Data records
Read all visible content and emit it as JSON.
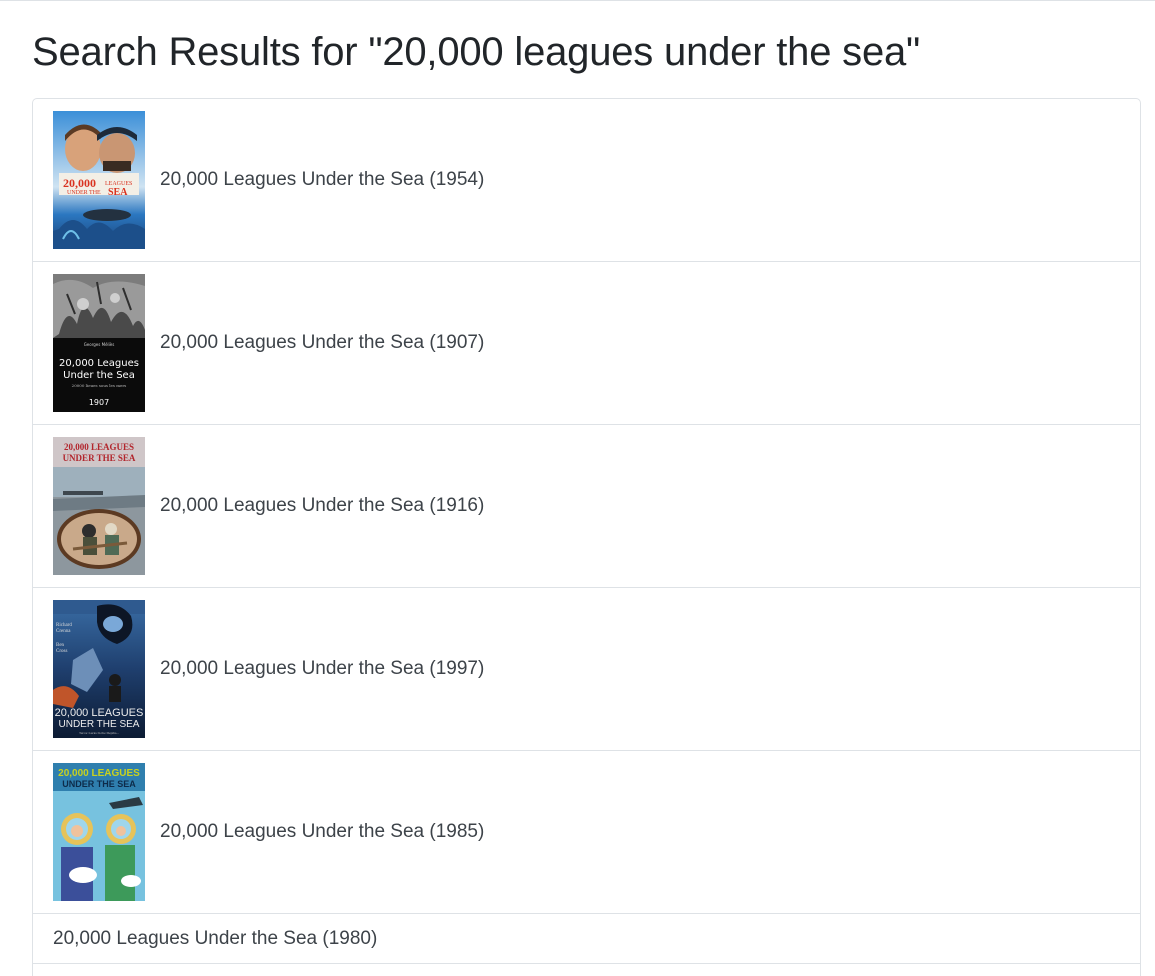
{
  "page": {
    "title": "Search Results for \"20,000 leagues under the sea\""
  },
  "results": [
    {
      "label": "20,000 Leagues Under the Sea (1954)",
      "poster": {
        "icon": "movie-poster-1954",
        "text": [
          "20,000 LEAGUES",
          "UNDER THE SEA"
        ],
        "colors": {
          "bg": "#1f6fb3",
          "accent": "#d9321f"
        }
      }
    },
    {
      "label": "20,000 Leagues Under the Sea (1907)",
      "poster": {
        "icon": "movie-poster-1907",
        "text": [
          "Georges Méliès",
          "20,000 Leagues",
          "Under the Sea",
          "20000 lieues sous les mers",
          "1907"
        ],
        "colors": {
          "bg": "#0b0b0b",
          "accent": "#ffffff"
        }
      }
    },
    {
      "label": "20,000 Leagues Under the Sea (1916)",
      "poster": {
        "icon": "movie-poster-1916",
        "text": [
          "20,000 LEAGUES",
          "UNDER THE SEA"
        ],
        "colors": {
          "bg": "#7d8a93",
          "accent": "#b2262d"
        }
      }
    },
    {
      "label": "20,000 Leagues Under the Sea (1997)",
      "poster": {
        "icon": "movie-poster-1997",
        "text": [
          "Richard Crenna",
          "Ben Cross",
          "20,000 LEAGUES",
          "UNDER THE SEA",
          "Terror Lurks In the Depths..."
        ],
        "colors": {
          "bg": "#1b3b6b",
          "accent": "#e0e0e0"
        }
      }
    },
    {
      "label": "20,000 Leagues Under the Sea (1985)",
      "poster": {
        "icon": "movie-poster-1985",
        "text": [
          "20,000 LEAGUES",
          "UNDER THE SEA"
        ],
        "colors": {
          "bg": "#6ab7d6",
          "accent": "#c9d21f"
        }
      }
    },
    {
      "label": "20,000 Leagues Under the Sea (1980)",
      "poster": null
    }
  ]
}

> _Goal of the exercise_
Copy out the entries verbatim and leave the images out.

> _The result_
Read all visible content and emit it as JSON.
{
  "page": {
    "title": "Search Results for \"20,000 leagues under the sea\""
  },
  "results": [
    {
      "label": "20,000 Leagues Under the Sea (1954)",
      "poster": {
        "icon": "movie-poster-1954",
        "text": [
          "20,000 LEAGUES",
          "UNDER THE SEA"
        ],
        "colors": {
          "bg": "#1f6fb3",
          "accent": "#d9321f"
        }
      }
    },
    {
      "label": "20,000 Leagues Under the Sea (1907)",
      "poster": {
        "icon": "movie-poster-1907",
        "text": [
          "Georges Méliès",
          "20,000 Leagues",
          "Under the Sea",
          "20000 lieues sous les mers",
          "1907"
        ],
        "colors": {
          "bg": "#0b0b0b",
          "accent": "#ffffff"
        }
      }
    },
    {
      "label": "20,000 Leagues Under the Sea (1916)",
      "poster": {
        "icon": "movie-poster-1916",
        "text": [
          "20,000 LEAGUES",
          "UNDER THE SEA"
        ],
        "colors": {
          "bg": "#7d8a93",
          "accent": "#b2262d"
        }
      }
    },
    {
      "label": "20,000 Leagues Under the Sea (1997)",
      "poster": {
        "icon": "movie-poster-1997",
        "text": [
          "Richard Crenna",
          "Ben Cross",
          "20,000 LEAGUES",
          "UNDER THE SEA",
          "Terror Lurks In the Depths..."
        ],
        "colors": {
          "bg": "#1b3b6b",
          "accent": "#e0e0e0"
        }
      }
    },
    {
      "label": "20,000 Leagues Under the Sea (1985)",
      "poster": {
        "icon": "movie-poster-1985",
        "text": [
          "20,000 LEAGUES",
          "UNDER THE SEA"
        ],
        "colors": {
          "bg": "#6ab7d6",
          "accent": "#c9d21f"
        }
      }
    },
    {
      "label": "20,000 Leagues Under the Sea (1980)",
      "poster": null
    }
  ]
}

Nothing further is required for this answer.